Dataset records
•••

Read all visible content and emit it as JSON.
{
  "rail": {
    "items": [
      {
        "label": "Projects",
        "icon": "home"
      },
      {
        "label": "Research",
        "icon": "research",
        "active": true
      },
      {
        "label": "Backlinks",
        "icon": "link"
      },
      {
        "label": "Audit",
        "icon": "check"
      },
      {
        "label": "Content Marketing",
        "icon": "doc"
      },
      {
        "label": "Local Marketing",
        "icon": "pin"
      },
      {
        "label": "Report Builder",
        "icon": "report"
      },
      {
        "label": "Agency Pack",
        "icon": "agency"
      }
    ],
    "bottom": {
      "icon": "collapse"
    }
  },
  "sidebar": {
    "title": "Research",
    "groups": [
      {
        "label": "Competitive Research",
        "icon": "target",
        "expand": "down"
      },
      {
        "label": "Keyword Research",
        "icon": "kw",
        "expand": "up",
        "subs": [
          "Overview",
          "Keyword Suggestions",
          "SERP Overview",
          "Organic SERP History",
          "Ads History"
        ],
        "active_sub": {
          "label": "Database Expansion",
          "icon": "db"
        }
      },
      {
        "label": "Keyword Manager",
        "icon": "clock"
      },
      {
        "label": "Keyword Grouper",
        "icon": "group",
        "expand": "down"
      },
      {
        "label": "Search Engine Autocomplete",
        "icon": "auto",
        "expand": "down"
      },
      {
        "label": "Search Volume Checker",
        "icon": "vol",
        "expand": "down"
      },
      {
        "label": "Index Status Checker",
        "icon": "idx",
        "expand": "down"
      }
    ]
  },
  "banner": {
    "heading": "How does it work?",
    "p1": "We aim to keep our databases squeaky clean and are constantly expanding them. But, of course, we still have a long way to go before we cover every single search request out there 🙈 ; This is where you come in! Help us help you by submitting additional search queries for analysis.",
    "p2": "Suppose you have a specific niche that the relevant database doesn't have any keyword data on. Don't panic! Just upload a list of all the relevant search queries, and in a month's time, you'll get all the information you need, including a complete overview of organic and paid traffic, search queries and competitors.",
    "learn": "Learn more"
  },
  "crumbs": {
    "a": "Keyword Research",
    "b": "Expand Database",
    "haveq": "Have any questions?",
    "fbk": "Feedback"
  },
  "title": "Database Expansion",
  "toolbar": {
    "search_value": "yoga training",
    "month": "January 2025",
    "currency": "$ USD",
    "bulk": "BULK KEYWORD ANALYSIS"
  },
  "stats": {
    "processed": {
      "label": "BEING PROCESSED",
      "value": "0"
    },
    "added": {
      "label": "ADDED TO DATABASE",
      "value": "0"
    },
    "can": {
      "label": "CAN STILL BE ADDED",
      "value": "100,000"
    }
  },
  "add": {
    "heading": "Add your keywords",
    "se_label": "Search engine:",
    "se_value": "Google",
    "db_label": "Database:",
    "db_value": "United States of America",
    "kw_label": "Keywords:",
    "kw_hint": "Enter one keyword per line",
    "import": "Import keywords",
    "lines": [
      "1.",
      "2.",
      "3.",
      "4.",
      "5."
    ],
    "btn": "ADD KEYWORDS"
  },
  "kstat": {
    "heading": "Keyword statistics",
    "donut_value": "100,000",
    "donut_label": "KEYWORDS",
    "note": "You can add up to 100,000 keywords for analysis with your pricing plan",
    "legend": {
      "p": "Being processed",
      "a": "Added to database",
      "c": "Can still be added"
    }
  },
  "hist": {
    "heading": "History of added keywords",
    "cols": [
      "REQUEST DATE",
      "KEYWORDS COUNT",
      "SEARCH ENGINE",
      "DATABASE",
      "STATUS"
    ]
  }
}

•••

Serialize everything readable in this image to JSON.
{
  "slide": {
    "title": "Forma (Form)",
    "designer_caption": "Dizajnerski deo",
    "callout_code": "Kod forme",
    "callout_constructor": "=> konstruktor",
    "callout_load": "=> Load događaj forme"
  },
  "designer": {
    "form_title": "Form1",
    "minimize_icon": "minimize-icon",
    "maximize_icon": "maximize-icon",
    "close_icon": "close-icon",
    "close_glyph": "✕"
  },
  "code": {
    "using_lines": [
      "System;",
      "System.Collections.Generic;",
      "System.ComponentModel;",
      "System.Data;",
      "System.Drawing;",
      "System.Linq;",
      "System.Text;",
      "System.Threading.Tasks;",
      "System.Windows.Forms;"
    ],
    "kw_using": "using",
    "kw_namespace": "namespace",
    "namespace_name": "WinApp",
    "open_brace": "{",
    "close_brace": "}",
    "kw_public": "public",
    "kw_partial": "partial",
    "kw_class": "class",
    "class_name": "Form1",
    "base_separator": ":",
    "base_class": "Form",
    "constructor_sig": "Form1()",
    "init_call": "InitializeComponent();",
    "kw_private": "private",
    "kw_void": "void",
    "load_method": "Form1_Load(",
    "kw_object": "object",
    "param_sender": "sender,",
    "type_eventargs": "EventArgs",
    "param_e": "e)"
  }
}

•••

Where a line holds the string "forme", copy that line.

CORRECT OUTPUT →
    "callout_code": "Kod forme",
    "callout_load": "=> Load događaj forme"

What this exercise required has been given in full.